Print out every record exactly as it appears.

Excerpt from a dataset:
-=-=-=-=-

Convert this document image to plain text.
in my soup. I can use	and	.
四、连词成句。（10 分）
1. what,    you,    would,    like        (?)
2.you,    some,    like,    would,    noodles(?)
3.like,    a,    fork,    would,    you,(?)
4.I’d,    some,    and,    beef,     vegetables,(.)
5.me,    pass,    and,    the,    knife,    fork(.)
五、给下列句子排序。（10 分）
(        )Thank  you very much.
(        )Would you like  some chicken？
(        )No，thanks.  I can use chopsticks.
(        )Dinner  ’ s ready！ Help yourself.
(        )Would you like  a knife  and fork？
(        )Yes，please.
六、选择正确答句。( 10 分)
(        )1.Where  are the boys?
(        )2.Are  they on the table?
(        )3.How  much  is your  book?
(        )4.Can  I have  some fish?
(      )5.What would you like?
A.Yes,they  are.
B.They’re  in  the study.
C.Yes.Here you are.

-=-=-=-=-

SOLUTION FOR THIS EXERCISE =
Convert this document image to plain text.
in my soup. I can use	and	.
四、连词成句。（10 分）
1. what,    you,    would,    like        (?)
2.you,    some,    like,    would,    noodles(?)
3.like,    a,    fork,    would,    you,(?)
4.I’d,    some,    and,    beef,     vegetables,(.)
5.me,    pass,    and,    the,    knife,    fork(.)
五、给下列句子排序。（10 分）
(        )Thank  you very much.
(        )Would you like  some chicken？
(        )No，thanks.  I can use chopsticks.
(        )Dinner  ’ s ready！ Help yourself.
(        )Would you like  a knife  and fork？
(        )Yes，please.
六、选择正确答句。( 10 分)
(        )1.Where  are the boys?
(        )2.Are  they on the table?
(        )3.How  much  is your  book?
(        )4.Can  I have  some fish?
(      )5.What would you like?
A.Yes,they  are.
B.They’re  in  the study.
C.Yes.Here you are.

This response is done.